→ **TASK DETAILS**:
Copy each line below in which the string "kondisi" occurs.

..........

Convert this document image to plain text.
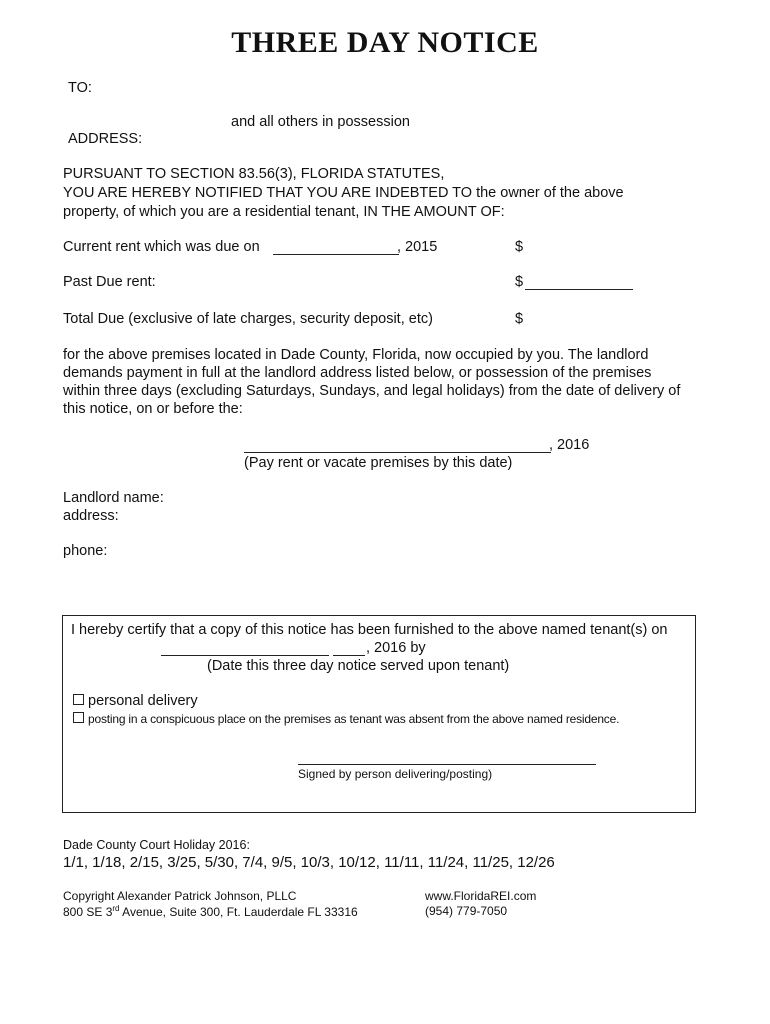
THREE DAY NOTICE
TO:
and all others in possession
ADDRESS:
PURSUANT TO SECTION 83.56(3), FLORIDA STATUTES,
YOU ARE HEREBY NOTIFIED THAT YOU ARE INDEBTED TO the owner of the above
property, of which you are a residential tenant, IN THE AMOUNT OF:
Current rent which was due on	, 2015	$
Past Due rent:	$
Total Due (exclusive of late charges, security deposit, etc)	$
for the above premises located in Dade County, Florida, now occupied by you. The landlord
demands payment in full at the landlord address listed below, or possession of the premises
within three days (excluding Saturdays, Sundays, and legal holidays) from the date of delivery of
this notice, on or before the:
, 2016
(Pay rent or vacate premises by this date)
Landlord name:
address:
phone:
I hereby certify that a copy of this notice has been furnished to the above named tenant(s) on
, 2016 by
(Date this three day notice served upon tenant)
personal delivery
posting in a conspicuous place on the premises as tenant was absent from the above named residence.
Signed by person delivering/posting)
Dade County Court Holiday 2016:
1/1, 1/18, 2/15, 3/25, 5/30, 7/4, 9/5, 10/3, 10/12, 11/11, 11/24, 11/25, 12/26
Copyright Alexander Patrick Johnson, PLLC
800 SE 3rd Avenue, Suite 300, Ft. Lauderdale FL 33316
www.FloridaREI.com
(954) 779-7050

..........

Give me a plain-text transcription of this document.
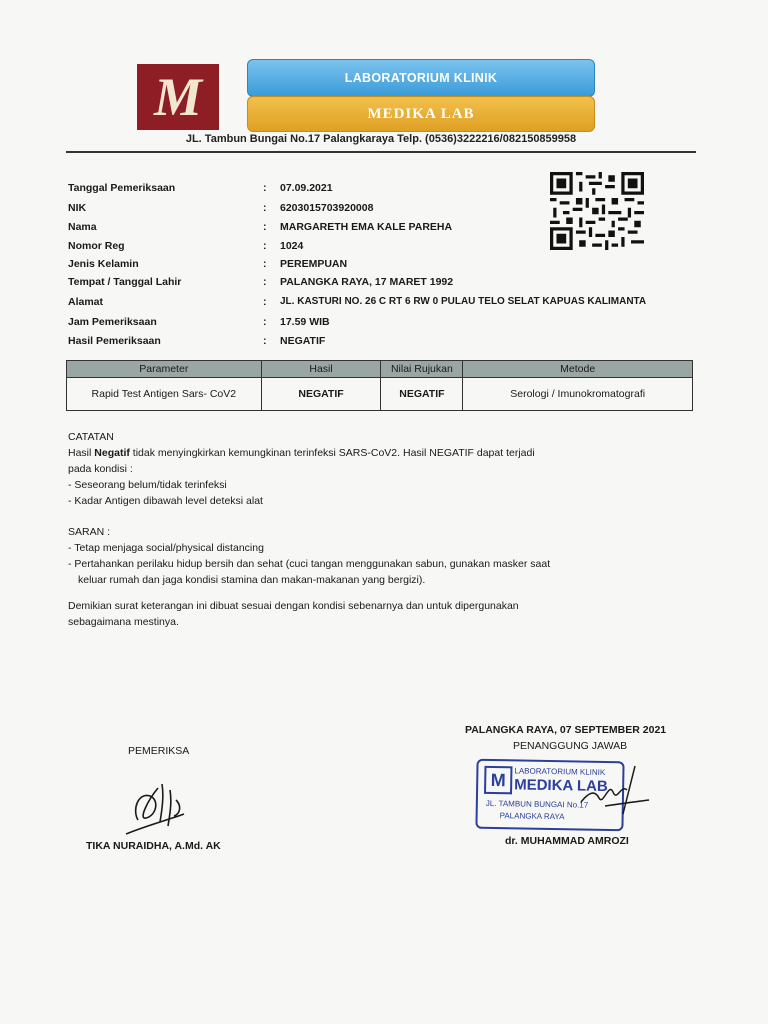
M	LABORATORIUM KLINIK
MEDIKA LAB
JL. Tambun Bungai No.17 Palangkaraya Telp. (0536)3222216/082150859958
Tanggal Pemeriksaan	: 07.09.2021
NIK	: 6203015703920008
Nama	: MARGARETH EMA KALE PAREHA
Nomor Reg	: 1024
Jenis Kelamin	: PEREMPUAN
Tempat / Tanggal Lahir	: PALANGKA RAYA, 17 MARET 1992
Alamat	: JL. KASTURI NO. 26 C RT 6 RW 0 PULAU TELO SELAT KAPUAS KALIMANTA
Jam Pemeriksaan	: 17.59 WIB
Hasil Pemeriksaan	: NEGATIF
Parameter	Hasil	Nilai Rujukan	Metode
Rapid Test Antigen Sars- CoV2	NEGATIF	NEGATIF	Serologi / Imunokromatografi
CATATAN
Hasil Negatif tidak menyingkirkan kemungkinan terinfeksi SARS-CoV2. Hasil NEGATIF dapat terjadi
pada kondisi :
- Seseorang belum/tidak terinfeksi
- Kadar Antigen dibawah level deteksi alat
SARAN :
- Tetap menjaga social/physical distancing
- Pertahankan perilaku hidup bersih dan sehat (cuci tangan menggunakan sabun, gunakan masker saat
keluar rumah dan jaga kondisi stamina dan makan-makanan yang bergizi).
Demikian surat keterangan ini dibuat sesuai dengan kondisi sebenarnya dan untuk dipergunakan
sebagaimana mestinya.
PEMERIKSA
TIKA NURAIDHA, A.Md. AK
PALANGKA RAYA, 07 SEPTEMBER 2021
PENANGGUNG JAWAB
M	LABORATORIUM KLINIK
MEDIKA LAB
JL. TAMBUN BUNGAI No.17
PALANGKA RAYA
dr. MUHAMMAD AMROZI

..........

→ **OUTPUT OF THE TASK**:
pada kondisi :
keluar rumah dan jaga kondisi stamina dan makan-makanan yang bergizi).
Demikian surat keterangan ini dibuat sesuai dengan kondisi sebenarnya dan untuk dipergunakan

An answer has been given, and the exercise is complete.